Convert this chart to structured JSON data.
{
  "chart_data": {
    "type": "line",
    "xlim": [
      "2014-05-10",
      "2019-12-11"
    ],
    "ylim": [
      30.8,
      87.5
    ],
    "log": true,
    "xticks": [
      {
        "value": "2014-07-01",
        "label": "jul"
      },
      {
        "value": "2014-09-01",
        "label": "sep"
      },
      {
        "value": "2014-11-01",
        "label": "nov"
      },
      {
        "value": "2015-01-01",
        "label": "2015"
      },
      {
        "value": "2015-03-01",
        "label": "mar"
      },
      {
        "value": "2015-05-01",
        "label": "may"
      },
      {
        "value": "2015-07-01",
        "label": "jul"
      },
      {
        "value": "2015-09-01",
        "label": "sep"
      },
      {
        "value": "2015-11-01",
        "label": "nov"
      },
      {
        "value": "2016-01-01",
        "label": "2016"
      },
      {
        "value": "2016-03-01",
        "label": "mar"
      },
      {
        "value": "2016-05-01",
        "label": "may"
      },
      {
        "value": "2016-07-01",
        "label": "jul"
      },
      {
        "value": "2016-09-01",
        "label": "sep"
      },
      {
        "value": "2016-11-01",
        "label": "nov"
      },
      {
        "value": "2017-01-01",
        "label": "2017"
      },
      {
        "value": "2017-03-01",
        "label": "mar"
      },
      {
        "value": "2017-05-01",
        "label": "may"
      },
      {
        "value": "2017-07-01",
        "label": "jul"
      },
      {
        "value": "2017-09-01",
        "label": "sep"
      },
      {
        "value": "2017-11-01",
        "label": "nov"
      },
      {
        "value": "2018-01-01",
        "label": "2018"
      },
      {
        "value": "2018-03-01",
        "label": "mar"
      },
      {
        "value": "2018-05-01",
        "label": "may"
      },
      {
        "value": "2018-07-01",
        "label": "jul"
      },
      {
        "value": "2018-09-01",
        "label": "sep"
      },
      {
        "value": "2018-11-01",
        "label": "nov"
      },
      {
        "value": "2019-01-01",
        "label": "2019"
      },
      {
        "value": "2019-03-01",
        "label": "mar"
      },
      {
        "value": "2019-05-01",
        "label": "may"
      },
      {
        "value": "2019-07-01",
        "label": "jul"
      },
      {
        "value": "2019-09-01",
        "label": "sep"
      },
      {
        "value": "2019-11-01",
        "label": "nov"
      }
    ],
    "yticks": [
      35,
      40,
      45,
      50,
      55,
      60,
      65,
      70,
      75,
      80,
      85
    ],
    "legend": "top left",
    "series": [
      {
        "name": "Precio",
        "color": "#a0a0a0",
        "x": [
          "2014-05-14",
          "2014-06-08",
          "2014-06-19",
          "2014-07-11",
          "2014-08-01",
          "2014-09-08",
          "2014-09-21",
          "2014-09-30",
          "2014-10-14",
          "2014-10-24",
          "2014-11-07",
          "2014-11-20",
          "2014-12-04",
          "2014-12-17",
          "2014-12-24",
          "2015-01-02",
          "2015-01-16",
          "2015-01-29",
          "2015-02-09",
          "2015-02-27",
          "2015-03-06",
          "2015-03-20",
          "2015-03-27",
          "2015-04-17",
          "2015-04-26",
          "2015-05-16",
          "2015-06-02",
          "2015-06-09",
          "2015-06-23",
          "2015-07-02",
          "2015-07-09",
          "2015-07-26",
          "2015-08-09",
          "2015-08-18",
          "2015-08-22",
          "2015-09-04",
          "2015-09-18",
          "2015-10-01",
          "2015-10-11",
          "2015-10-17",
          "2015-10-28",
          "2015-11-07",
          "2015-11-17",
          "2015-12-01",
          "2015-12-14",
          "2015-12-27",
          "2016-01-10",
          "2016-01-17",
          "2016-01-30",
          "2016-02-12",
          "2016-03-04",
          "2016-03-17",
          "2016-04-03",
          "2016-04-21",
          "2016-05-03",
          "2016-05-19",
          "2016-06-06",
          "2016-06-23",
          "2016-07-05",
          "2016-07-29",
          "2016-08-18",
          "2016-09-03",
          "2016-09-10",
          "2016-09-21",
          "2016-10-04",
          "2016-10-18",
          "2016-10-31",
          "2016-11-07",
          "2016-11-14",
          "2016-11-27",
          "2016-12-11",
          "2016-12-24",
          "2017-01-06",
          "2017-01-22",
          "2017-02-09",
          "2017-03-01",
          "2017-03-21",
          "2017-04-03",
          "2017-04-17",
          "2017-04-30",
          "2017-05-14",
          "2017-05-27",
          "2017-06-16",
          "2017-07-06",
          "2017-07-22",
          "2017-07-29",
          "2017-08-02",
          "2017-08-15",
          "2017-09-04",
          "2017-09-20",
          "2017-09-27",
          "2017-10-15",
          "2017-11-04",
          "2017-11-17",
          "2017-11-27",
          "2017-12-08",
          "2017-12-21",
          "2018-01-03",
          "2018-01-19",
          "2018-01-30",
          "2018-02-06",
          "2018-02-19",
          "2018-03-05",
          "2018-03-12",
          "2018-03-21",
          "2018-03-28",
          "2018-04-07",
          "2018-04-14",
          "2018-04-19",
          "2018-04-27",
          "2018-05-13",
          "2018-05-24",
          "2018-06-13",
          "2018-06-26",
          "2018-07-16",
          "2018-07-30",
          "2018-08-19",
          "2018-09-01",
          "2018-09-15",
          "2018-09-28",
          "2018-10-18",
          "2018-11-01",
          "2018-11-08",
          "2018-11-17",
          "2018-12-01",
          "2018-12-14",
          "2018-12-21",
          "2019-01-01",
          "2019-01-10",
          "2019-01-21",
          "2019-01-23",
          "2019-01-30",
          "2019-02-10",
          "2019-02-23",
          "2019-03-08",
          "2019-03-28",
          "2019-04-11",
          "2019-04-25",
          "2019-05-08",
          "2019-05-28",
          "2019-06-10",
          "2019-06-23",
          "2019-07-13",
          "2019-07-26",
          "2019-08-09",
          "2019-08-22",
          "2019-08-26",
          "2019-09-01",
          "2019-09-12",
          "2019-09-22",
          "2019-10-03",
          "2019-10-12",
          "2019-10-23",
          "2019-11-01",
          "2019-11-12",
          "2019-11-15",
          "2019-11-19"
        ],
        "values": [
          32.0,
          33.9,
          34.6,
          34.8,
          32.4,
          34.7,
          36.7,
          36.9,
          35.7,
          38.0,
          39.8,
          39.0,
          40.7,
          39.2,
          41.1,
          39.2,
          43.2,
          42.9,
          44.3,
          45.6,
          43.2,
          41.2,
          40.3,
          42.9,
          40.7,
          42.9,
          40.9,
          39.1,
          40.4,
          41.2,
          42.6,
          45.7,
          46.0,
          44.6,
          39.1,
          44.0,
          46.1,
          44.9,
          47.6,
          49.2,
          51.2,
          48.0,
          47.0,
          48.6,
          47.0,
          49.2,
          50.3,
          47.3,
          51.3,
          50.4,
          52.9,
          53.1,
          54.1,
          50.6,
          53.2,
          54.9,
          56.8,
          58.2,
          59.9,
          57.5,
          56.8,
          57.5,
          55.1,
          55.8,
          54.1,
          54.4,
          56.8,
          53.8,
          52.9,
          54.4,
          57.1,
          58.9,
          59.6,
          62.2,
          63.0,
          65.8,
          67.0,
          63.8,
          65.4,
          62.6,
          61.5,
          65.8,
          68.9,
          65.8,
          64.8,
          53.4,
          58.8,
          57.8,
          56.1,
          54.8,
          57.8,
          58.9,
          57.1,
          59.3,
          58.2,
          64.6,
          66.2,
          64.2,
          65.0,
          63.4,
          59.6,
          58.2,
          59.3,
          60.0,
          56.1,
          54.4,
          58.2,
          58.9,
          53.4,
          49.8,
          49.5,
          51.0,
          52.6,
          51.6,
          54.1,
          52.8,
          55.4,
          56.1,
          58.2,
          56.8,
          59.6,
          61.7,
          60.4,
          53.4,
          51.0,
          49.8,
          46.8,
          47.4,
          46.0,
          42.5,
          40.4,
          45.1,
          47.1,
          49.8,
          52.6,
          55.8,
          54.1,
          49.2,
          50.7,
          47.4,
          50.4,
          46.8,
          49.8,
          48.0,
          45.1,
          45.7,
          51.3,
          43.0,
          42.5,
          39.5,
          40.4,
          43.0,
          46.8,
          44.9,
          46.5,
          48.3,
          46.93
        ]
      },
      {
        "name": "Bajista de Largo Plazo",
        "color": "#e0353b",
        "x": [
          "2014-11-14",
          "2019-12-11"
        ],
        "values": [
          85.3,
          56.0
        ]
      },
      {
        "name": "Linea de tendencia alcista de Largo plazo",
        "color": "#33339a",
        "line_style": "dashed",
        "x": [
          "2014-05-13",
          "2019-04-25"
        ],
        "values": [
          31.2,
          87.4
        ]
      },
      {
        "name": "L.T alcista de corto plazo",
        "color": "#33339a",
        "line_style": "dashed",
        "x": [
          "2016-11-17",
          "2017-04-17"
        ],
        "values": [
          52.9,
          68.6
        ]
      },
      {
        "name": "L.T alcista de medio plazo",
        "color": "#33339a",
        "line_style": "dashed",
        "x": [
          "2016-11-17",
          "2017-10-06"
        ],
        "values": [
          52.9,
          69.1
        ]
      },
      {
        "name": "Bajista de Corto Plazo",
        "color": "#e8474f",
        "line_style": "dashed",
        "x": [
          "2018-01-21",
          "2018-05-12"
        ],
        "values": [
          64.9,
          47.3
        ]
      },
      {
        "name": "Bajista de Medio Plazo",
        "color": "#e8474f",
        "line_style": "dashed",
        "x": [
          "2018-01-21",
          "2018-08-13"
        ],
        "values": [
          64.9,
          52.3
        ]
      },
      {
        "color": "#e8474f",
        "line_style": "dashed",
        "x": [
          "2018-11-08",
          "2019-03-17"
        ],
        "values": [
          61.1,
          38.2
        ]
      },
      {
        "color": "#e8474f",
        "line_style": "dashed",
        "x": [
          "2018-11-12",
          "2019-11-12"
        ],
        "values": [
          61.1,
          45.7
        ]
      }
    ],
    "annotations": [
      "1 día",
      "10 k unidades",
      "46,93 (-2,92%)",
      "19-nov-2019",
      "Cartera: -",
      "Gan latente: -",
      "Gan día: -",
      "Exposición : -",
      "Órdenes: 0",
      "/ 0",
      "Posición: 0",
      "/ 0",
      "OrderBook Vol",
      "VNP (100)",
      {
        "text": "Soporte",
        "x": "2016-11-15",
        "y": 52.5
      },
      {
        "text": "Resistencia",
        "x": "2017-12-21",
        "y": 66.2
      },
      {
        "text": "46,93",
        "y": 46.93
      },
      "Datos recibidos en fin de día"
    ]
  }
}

**Exercise details:** Say how many lines in the records hold "text", with the number as the whole reply.

**Completed exercise:** 3